* [Work to do] Of all the lines in the data below, how many contain "Magnitud"? Report that number alone.

* [Records provided]
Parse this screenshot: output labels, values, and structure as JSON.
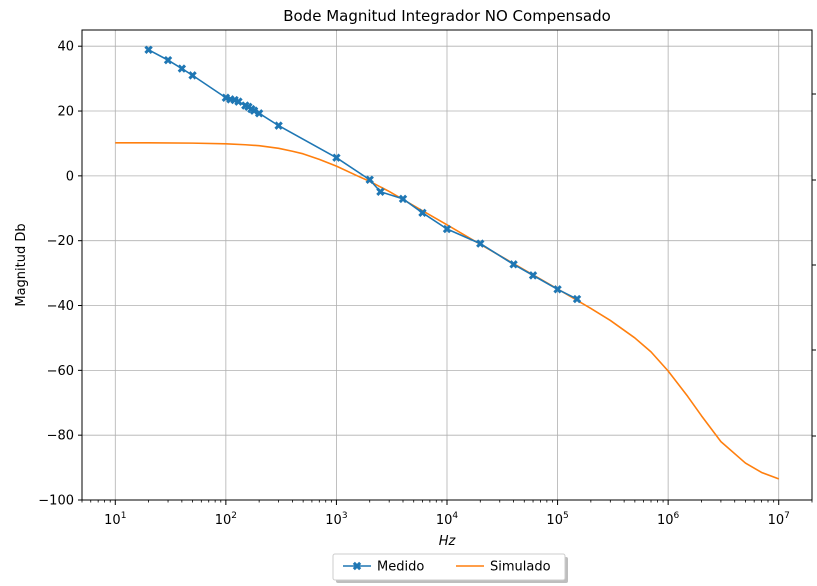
{
  "chart_data": {
    "type": "line",
    "title": "Bode Magnitud Integrador NO Compensado",
    "xlabel": "Hz",
    "ylabel": "Magnitud Db",
    "xscale": "log",
    "xlim": [
      5,
      20000000
    ],
    "ylim": [
      -100,
      45
    ],
    "grid": true,
    "legend_position": "bottom-center",
    "x_ticks": [
      {
        "value": 10,
        "base": "10",
        "exp": "1"
      },
      {
        "value": 100,
        "base": "10",
        "exp": "2"
      },
      {
        "value": 1000,
        "base": "10",
        "exp": "3"
      },
      {
        "value": 10000,
        "base": "10",
        "exp": "4"
      },
      {
        "value": 100000,
        "base": "10",
        "exp": "5"
      },
      {
        "value": 1000000,
        "base": "10",
        "exp": "6"
      },
      {
        "value": 10000000,
        "base": "10",
        "exp": "7"
      }
    ],
    "y_ticks": [
      {
        "value": 40,
        "label": "40"
      },
      {
        "value": 20,
        "label": "20"
      },
      {
        "value": 0,
        "label": "0"
      },
      {
        "value": -20,
        "label": "−20"
      },
      {
        "value": -40,
        "label": "−40"
      },
      {
        "value": -60,
        "label": "−60"
      },
      {
        "value": -80,
        "label": "−80"
      },
      {
        "value": -100,
        "label": "−100"
      }
    ],
    "series": [
      {
        "name": "Medido",
        "color": "#1f77b4",
        "marker": "x-filled",
        "x": [
          20,
          30,
          40,
          50,
          100,
          110,
          120,
          130,
          150,
          160,
          170,
          180,
          200,
          300,
          1000,
          2000,
          2500,
          4000,
          6000,
          10000,
          20000,
          40000,
          60000,
          100000,
          150000
        ],
        "y": [
          38.9,
          35.7,
          33.1,
          31.0,
          24.1,
          23.6,
          23.4,
          22.9,
          21.7,
          21.3,
          20.6,
          20.1,
          19.3,
          15.5,
          5.6,
          -1.2,
          -4.9,
          -7.1,
          -11.4,
          -16.4,
          -20.9,
          -27.3,
          -30.7,
          -35.0,
          -38.0
        ]
      },
      {
        "name": "Simulado",
        "color": "#ff7f0e",
        "marker": "none",
        "x": [
          10,
          20,
          50,
          100,
          150,
          200,
          300,
          400,
          500,
          700,
          1000,
          1500,
          2000,
          3000,
          5000,
          10000,
          20000,
          50000,
          100000,
          200000,
          300000,
          500000,
          700000,
          1000000,
          1500000,
          2000000,
          3000000,
          5000000,
          7000000,
          10000000
        ],
        "y": [
          10.2,
          10.2,
          10.1,
          9.9,
          9.6,
          9.3,
          8.5,
          7.6,
          6.8,
          5.1,
          3.0,
          0.2,
          -1.7,
          -4.8,
          -9.2,
          -15.1,
          -21.1,
          -29.0,
          -34.9,
          -40.9,
          -44.6,
          -50.0,
          -54.3,
          -60.2,
          -68.0,
          -74.0,
          -82.0,
          -88.6,
          -91.5,
          -93.5
        ]
      }
    ]
  }
}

* [Exercise response] 2